--- Dataset extract ---
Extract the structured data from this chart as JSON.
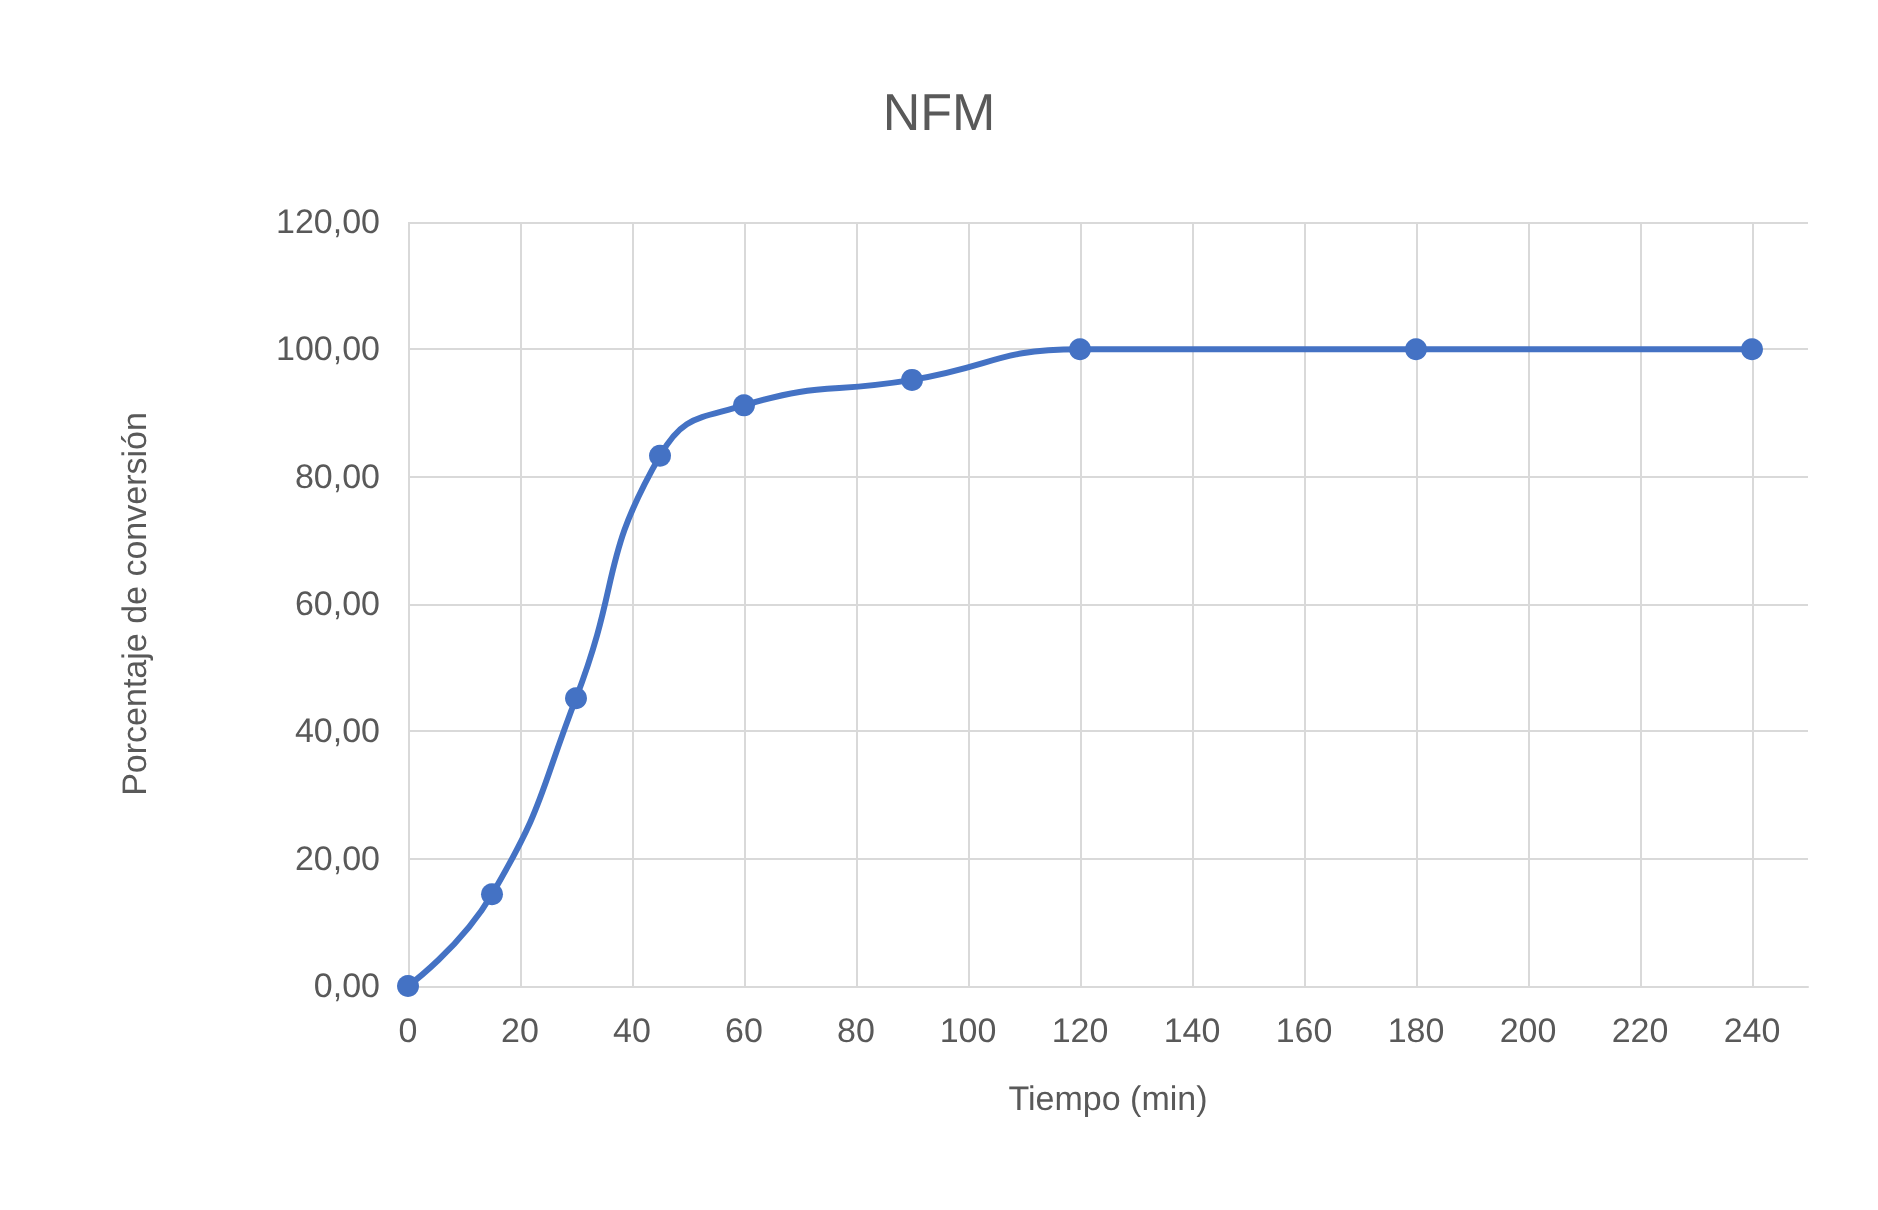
{
  "chart_data": {
    "type": "line",
    "title": "NFM",
    "xlabel": "Tiempo (min)",
    "ylabel": "Porcentaje de conversión",
    "x": [
      0,
      15,
      30,
      45,
      60,
      90,
      120,
      180,
      240
    ],
    "series": [
      {
        "color": "#4472c4",
        "values": [
          0,
          14.4,
          45.2,
          83.3,
          91.2,
          95.2,
          100,
          100,
          100
        ]
      }
    ],
    "xlim": [
      0,
      250
    ],
    "xticks": [
      0,
      20,
      40,
      60,
      80,
      100,
      120,
      140,
      160,
      180,
      200,
      220,
      240
    ],
    "ylim": [
      0,
      120
    ],
    "yticks": [
      {
        "value": 0,
        "label": "0,00"
      },
      {
        "value": 20,
        "label": "20,00"
      },
      {
        "value": 40,
        "label": "40,00"
      },
      {
        "value": 60,
        "label": "60,00"
      },
      {
        "value": 80,
        "label": "80,00"
      },
      {
        "value": 100,
        "label": "100,00"
      },
      {
        "value": 120,
        "label": "120,00"
      }
    ],
    "grid": true,
    "marker": "circle",
    "line_style": "solid"
  }
}
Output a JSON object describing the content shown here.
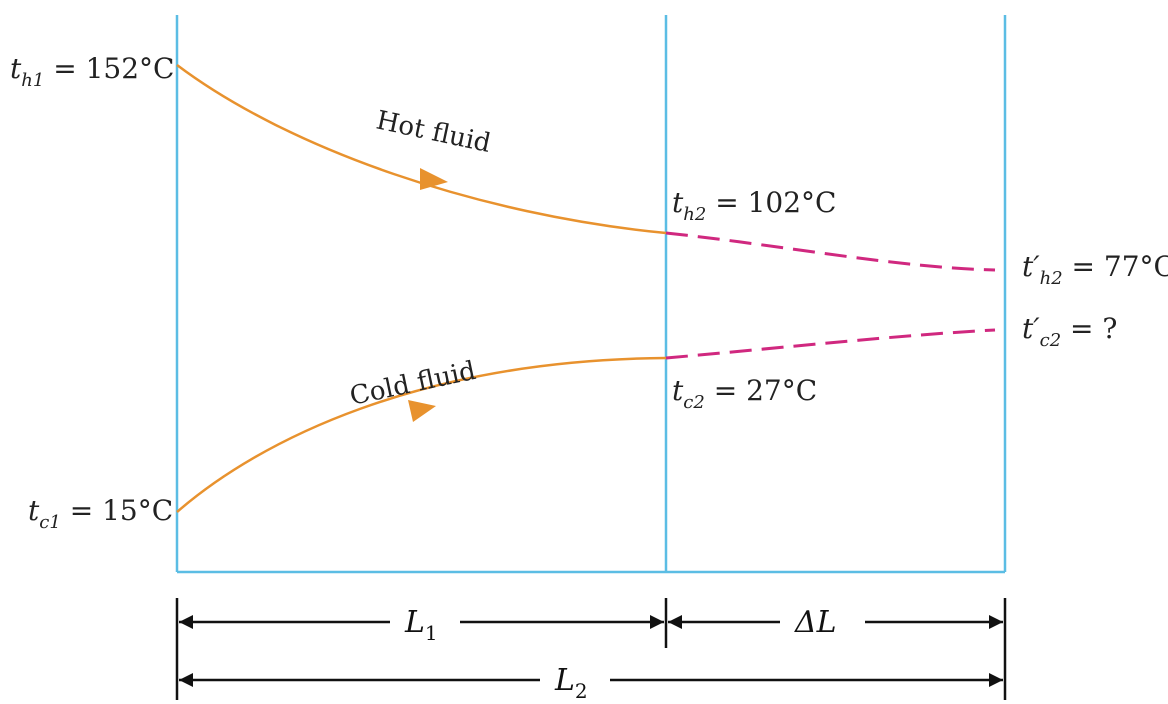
{
  "labels": {
    "th1": {
      "sym": "t",
      "sub": "h1",
      "val": " = 152°C"
    },
    "th2": {
      "sym": "t",
      "sub": "h2",
      "val": " = 102°C"
    },
    "th2p": {
      "sym": "t′",
      "sub": "h2",
      "val": " = 77°C"
    },
    "tc1": {
      "sym": "t",
      "sub": "c1",
      "val": " = 15°C"
    },
    "tc2": {
      "sym": "t",
      "sub": "c2",
      "val": " = 27°C"
    },
    "tc2p": {
      "sym": "t′",
      "sub": "c2",
      "val": " = ?"
    },
    "hot": "Hot fluid",
    "cold": "Cold fluid"
  },
  "dimensions": {
    "L1": {
      "sym": "L",
      "sub": "1"
    },
    "dL": "ΔL",
    "L2": {
      "sym": "L",
      "sub": "2"
    }
  },
  "colors": {
    "boundary": "#5bbde4",
    "fluid_curve": "#e8922e",
    "extension": "#d0287f",
    "dimension": "#111111"
  }
}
---
Scan the material and collect every line that contains "JSON".

• **Exercise response**:
Extract the structured data from this chart as JSON.
Output a JSON object describing the content shown here.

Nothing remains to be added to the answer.